[Begin]
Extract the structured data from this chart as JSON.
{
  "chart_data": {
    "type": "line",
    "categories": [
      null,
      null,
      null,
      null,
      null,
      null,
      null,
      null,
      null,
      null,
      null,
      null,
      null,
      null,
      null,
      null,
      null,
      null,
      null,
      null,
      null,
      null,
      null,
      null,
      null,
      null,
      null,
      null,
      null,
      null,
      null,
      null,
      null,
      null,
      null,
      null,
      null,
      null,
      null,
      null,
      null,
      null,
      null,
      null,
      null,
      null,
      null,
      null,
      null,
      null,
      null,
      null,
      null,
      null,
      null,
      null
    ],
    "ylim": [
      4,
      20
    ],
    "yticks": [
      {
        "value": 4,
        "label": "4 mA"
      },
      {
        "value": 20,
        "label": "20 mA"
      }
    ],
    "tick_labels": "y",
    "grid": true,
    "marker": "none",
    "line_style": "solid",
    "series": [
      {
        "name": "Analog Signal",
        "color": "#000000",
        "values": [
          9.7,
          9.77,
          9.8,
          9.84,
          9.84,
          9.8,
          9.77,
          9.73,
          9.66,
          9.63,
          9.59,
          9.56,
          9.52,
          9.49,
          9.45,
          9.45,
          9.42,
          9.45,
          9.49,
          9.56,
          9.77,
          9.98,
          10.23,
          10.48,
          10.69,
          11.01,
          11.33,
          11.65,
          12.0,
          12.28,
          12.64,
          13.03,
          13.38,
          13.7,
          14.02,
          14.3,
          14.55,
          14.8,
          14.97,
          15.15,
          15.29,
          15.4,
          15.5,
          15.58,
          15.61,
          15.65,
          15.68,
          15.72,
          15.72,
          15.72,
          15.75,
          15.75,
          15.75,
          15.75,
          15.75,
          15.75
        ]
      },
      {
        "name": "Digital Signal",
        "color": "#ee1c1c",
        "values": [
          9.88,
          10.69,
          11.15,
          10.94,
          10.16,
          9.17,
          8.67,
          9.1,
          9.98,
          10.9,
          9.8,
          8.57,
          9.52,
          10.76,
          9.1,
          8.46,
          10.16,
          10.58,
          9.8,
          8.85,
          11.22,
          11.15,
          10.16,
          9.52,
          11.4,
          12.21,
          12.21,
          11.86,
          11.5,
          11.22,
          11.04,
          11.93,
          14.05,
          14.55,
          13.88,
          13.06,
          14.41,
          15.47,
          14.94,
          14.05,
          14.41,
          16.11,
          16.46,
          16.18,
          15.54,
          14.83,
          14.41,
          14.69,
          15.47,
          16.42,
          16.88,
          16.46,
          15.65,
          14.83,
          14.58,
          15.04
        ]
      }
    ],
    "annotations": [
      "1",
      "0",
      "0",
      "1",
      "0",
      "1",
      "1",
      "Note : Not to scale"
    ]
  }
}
[End]
_Task statement_: For the entries shown above, give the number of lines that include the word "Signal", without any other text.

_Answer for the task_: 2